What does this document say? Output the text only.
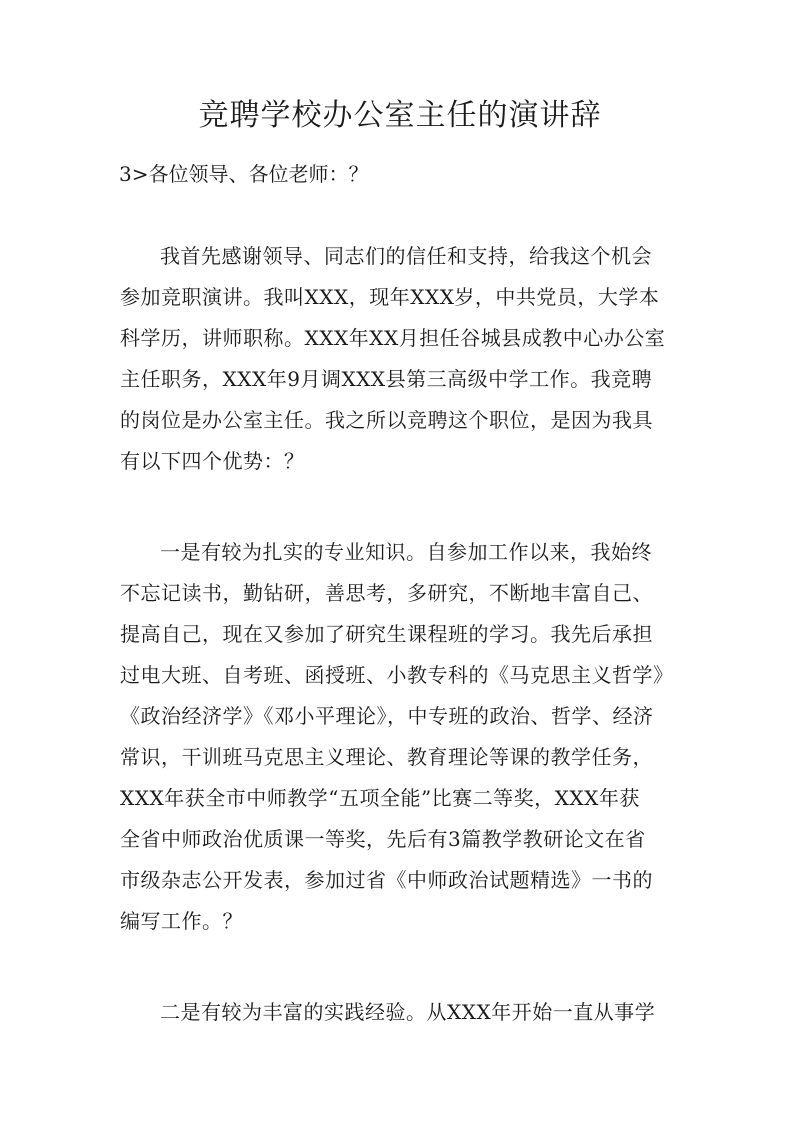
竞聘学校办公室主任的演讲辞

3>各位领导、各位老师：？

我首先感谢领导、同志们的信任和支持，给我这个机会
参加竞职演讲。我叫XXX，现年XXX岁，中共党员，大学本
科学历，讲师职称。XXX年XX月担任谷城县成教中心办公室
主任职务，XXX年9月调XXX县第三高级中学工作。我竞聘
的岗位是办公室主任。我之所以竞聘这个职位，是因为我具
有以下四个优势：？

一是有较为扎实的专业知识。自参加工作以来，我始终
不忘记读书，勤钻研，善思考，多研究，不断地丰富自己、
提高自己，现在又参加了研究生课程班的学习。我先后承担
过电大班、自考班、函授班、小教专科的《马克思主义哲学》
《政治经济学》《邓小平理论》，中专班的政治、哲学、经济
常识，干训班马克思主义理论、教育理论等课的教学任务，
XXX年获全市中师教学“五项全能”比赛二等奖，XXX年获
全省中师政治优质课一等奖，先后有3篇教学教研论文在省
市级杂志公开发表，参加过省《中师政治试题精选》一书的
编写工作。？

二是有较为丰富的实践经验。从XXX年开始一直从事学
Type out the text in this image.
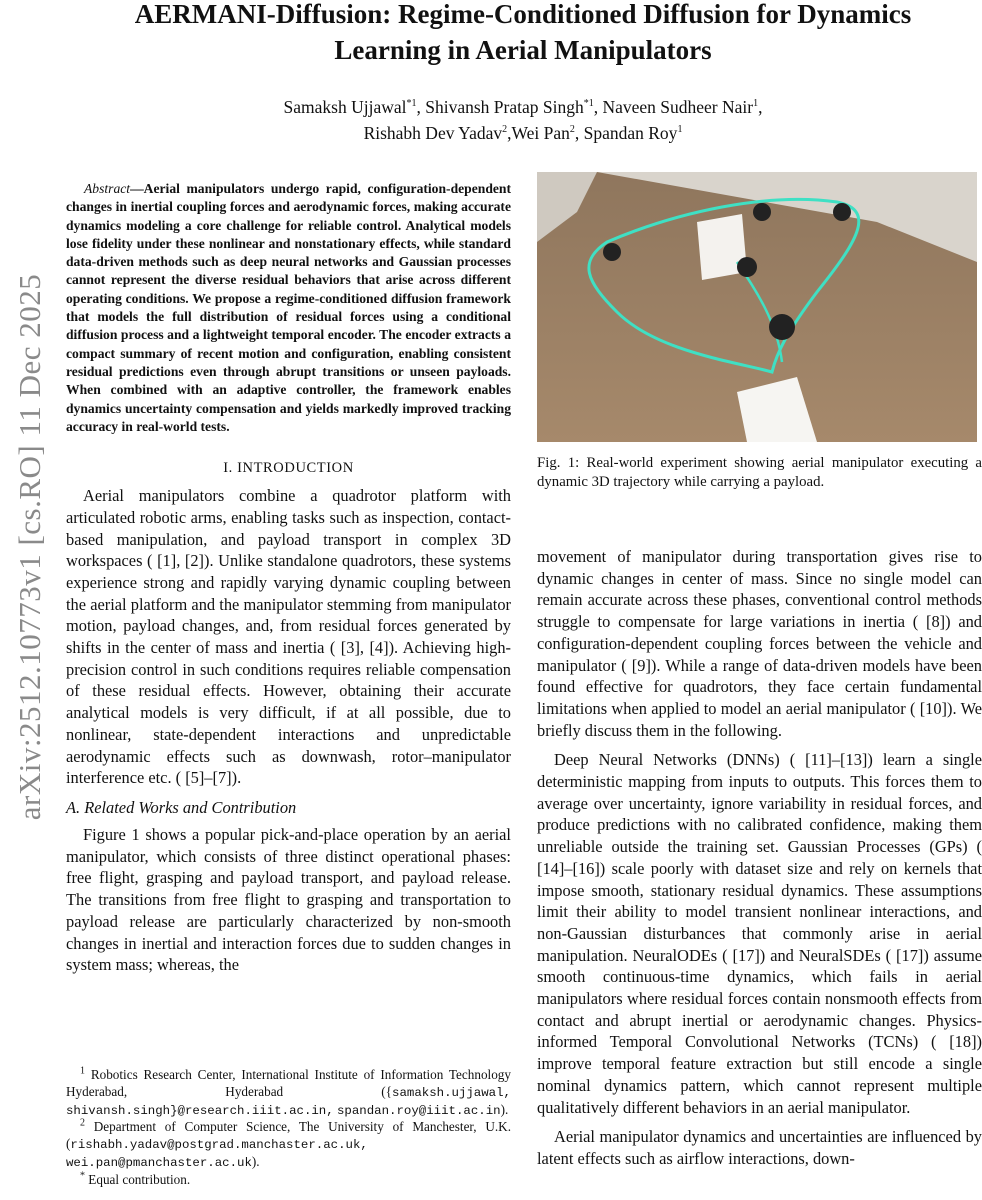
arXiv:2512.10773v1 [cs.RO] 11 Dec 2025
AERMANI-Diffusion: Regime-Conditioned Diffusion for Dynamics
Learning in Aerial Manipulators
Samaksh Ujjawal$^{*1}$, Shivansh Pratap Singh$^{*1}$, Naveen Sudheer Nair$^1$,
Rishabh Dev Yadav$^2$,Wei Pan$^2$, Spandan Roy$^1$

Abstract—Aerial manipulators undergo rapid, configuration-dependent changes in inertial coupling forces and aerodynamic forces, making accurate dynamics modeling a core challenge for reliable control. Analytical models lose fidelity under these nonlinear and nonstationary effects, while standard data-driven methods such as deep neural networks and Gaussian processes cannot represent the diverse residual behaviors that arise across different operating conditions. We propose a regime-conditioned diffusion framework that models the full distribution of residual forces using a conditional diffusion process and a lightweight temporal encoder. The encoder extracts a compact summary of recent motion and configuration, enabling consistent residual predictions even through abrupt transitions or unseen payloads. When combined with an adaptive controller, the framework enables dynamics uncertainty compensation and yields markedly improved tracking accuracy in real-world tests.

I. INTRODUCTION

Aerial manipulators combine a quadrotor platform with articulated robotic arms, enabling tasks such as inspection, contact-based manipulation, and payload transport in complex 3D workspaces ( [1], [2]). Unlike standalone quadrotors, these systems experience strong and rapidly varying dynamic coupling between the aerial platform and the manipulator stemming from manipulator motion, payload changes, and, from residual forces generated by shifts in the center of mass and inertia ( [3], [4]). Achieving high-precision control in such conditions requires reliable compensation of these residual effects. However, obtaining their accurate analytical models is very difficult, if at all possible, due to nonlinear, state-dependent interactions and unpredictable aerodynamic effects such as downwash, rotor–manipulator interference etc. ( [5]–[7]).

A. Related Works and Contribution

Figure 1 shows a popular pick-and-place operation by an aerial manipulator, which consists of three distinct operational phases: free flight, grasping and payload transport, and payload release. The transitions from free flight to grasping and transportation to payload release are particularly characterized by non-smooth changes in inertial and interaction forces due to sudden changes in system mass; whereas, the

$^1$ Robotics Research Center, International Institute of Information Technology Hyderabad, Hyderabad ({samaksh.ujjawal, shivansh.singh}@research.iiit.ac.in, spandan.roy@iiit.ac.in).

$^2$ Department of Computer Science, The University of Manchester, U.K. (rishabh.yadav@postgrad.manchaster.ac.uk, wei.pan@pmanchaster.ac.uk).

* Equal contribution.

Fig. 1: Real-world experiment showing aerial manipulator executing a dynamic 3D trajectory while carrying a payload.

movement of manipulator during transportation gives rise to dynamic changes in center of mass. Since no single model can remain accurate across these phases, conventional control methods struggle to compensate for large variations in inertia ( [8]) and configuration-dependent coupling forces between the vehicle and manipulator ( [9]). While a range of data-driven models have been found effective for quadrotors, they face certain fundamental limitations when applied to model an aerial manipulator ( [10]). We briefly discuss them in the following.

Deep Neural Networks (DNNs) ( [11]–[13]) learn a single deterministic mapping from inputs to outputs. This forces them to average over uncertainty, ignore variability in residual forces, and produce predictions with no calibrated confidence, making them unreliable outside the training set. Gaussian Processes (GPs) ( [14]–[16]) scale poorly with dataset size and rely on kernels that impose smooth, stationary residual dynamics. These assumptions limit their ability to model transient nonlinear interactions, and non-Gaussian disturbances that commonly arise in aerial manipulation. NeuralODEs ( [17]) and NeuralSDEs ( [17]) assume smooth continuous-time dynamics, which fails in aerial manipulators where residual forces contain nonsmooth effects from contact and abrupt inertial or aerodynamic changes. Physics-informed Temporal Convolutional Networks (TCNs) ( [18]) improve temporal feature extraction but still encode a single nominal dynamics pattern, which cannot represent multiple qualitatively different behaviors in an aerial manipulator.

Aerial manipulator dynamics and uncertainties are influenced by latent effects such as airflow interactions, down-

--- --- ---

WORK INSTRUCTIONS:
State how many lines include the string "behaviors". Give no other information.

EXERCISE SOLUTION:
2